Records from a data collection

- - -

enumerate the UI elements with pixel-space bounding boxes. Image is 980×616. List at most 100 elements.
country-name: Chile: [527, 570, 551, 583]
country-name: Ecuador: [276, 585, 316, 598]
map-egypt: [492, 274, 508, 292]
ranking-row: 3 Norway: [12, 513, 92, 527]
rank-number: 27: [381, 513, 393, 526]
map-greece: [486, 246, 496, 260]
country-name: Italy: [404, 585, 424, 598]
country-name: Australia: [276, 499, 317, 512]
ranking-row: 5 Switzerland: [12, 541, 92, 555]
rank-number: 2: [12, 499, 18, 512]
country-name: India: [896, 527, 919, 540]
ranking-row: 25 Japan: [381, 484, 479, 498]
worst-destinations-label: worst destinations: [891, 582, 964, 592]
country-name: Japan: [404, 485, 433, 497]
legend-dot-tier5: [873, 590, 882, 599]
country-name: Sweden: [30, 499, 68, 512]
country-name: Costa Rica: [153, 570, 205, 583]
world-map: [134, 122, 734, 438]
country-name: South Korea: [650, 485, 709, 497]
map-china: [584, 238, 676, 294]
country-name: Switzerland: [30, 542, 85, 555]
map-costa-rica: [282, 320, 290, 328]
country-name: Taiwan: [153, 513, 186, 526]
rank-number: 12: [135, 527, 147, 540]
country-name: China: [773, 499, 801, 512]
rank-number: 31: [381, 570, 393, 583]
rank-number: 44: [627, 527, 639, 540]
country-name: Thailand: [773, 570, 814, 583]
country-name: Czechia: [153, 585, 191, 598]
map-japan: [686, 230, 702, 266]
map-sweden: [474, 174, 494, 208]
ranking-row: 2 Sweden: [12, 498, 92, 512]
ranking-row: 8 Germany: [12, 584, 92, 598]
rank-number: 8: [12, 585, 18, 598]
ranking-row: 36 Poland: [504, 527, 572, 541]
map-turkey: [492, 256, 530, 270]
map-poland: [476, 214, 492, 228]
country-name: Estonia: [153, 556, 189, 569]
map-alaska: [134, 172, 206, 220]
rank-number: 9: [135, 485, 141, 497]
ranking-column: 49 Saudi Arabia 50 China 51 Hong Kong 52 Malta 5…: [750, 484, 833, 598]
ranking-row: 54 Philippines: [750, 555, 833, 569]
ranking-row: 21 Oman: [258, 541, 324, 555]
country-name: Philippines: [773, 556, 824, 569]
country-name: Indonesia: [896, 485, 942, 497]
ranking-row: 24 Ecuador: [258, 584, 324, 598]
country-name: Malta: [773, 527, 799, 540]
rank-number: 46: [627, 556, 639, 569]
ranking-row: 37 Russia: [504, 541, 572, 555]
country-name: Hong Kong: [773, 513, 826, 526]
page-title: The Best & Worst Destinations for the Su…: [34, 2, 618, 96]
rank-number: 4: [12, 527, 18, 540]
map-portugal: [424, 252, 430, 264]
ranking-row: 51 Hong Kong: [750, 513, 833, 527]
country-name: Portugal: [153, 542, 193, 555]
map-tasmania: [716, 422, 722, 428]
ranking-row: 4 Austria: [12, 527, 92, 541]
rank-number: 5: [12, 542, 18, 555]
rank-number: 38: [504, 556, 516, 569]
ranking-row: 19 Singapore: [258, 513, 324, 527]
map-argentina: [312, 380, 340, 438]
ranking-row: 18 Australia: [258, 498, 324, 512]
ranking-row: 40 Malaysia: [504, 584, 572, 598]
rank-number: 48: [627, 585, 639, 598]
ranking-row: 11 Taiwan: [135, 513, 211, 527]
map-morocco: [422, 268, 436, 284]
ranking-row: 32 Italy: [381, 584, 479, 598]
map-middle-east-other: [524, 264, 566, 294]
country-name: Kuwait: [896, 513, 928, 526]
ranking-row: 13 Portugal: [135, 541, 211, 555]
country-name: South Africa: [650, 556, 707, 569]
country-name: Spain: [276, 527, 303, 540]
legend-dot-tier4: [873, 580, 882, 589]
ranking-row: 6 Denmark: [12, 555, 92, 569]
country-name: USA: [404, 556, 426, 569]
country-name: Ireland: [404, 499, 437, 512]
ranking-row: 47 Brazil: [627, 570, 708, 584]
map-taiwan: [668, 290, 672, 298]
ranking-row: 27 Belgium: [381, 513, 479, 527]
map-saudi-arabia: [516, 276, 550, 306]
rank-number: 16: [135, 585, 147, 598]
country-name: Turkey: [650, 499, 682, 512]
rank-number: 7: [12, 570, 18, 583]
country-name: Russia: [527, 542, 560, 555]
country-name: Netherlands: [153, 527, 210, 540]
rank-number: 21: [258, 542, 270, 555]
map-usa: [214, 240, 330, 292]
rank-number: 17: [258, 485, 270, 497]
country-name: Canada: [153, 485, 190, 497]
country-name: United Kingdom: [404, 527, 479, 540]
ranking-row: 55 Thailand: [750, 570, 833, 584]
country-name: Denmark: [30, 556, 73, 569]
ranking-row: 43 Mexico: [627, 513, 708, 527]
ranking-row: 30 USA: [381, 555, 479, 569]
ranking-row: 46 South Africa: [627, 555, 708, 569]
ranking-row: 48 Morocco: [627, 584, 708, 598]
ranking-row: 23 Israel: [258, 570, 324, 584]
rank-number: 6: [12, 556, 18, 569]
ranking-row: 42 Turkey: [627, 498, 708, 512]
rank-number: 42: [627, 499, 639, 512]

- - -

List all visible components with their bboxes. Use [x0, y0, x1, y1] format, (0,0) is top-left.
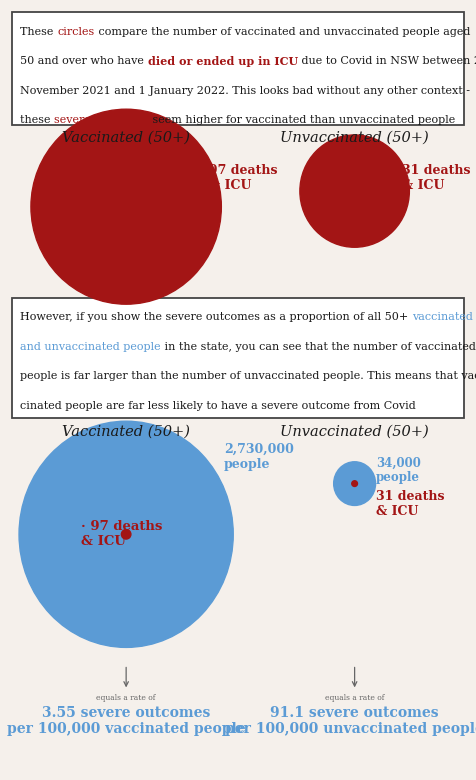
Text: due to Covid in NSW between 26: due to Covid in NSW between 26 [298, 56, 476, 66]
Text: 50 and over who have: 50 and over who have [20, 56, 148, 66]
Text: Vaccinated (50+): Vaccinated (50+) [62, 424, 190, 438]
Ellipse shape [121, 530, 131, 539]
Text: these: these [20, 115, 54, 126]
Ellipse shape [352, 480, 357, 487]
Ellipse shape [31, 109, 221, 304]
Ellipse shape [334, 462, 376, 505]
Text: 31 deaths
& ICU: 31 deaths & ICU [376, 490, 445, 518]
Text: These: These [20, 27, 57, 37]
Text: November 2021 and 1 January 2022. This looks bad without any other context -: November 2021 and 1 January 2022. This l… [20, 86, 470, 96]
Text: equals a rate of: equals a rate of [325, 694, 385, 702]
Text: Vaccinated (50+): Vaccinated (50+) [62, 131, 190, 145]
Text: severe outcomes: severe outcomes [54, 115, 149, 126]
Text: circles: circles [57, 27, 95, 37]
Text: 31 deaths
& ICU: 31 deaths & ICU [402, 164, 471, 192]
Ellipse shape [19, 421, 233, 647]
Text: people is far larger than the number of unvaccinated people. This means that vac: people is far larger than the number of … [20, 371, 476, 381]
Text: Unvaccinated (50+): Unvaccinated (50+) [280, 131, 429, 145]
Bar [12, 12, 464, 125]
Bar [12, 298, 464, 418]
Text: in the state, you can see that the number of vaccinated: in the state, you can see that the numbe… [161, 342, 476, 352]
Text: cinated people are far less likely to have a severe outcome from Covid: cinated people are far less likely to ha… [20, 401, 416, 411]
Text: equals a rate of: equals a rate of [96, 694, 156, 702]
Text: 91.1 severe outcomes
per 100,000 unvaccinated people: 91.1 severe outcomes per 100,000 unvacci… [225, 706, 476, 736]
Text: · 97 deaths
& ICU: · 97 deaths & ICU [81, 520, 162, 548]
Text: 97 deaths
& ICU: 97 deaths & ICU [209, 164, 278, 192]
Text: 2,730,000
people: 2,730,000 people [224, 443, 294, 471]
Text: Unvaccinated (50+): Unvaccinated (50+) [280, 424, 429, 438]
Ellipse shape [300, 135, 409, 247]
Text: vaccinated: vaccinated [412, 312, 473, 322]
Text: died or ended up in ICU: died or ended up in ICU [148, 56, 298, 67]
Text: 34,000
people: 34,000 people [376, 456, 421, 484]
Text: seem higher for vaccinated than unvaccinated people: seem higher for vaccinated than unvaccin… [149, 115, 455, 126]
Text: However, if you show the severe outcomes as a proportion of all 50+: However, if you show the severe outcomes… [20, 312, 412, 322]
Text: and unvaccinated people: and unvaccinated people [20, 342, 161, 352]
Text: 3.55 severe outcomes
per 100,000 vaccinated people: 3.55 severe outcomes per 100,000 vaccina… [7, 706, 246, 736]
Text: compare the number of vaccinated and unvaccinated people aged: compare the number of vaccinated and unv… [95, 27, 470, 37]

- - -

== YOUR TASK ==
Revise everything in the listing from the line containing "Text: due to" down to the line containing "Bar [12, 298, 464, 418]", replacing "Ellipse shape" with "Oval shape" and leaving all else unchanged. Return only those lines.

== RESPONSE BELOW ==
Text: due to Covid in NSW between 26: due to Covid in NSW between 26 [298, 56, 476, 66]
Text: 50 and over who have: 50 and over who have [20, 56, 148, 66]
Text: Vaccinated (50+): Vaccinated (50+) [62, 424, 190, 438]
Oval shape [121, 530, 131, 539]
Text: these: these [20, 115, 54, 126]
Oval shape [352, 480, 357, 487]
Oval shape [31, 109, 221, 304]
Oval shape [334, 462, 376, 505]
Text: 31 deaths
& ICU: 31 deaths & ICU [376, 490, 445, 518]
Text: These: These [20, 27, 57, 37]
Text: November 2021 and 1 January 2022. This looks bad without any other context -: November 2021 and 1 January 2022. This l… [20, 86, 470, 96]
Text: equals a rate of: equals a rate of [325, 694, 385, 702]
Text: Vaccinated (50+): Vaccinated (50+) [62, 131, 190, 145]
Text: severe outcomes: severe outcomes [54, 115, 149, 126]
Text: circles: circles [57, 27, 95, 37]
Text: 31 deaths
& ICU: 31 deaths & ICU [402, 164, 471, 192]
Oval shape [19, 421, 233, 647]
Text: people is far larger than the number of unvaccinated people. This means that vac: people is far larger than the number of … [20, 371, 476, 381]
Text: Unvaccinated (50+): Unvaccinated (50+) [280, 131, 429, 145]
Bar [12, 12, 464, 125]
Bar [12, 298, 464, 418]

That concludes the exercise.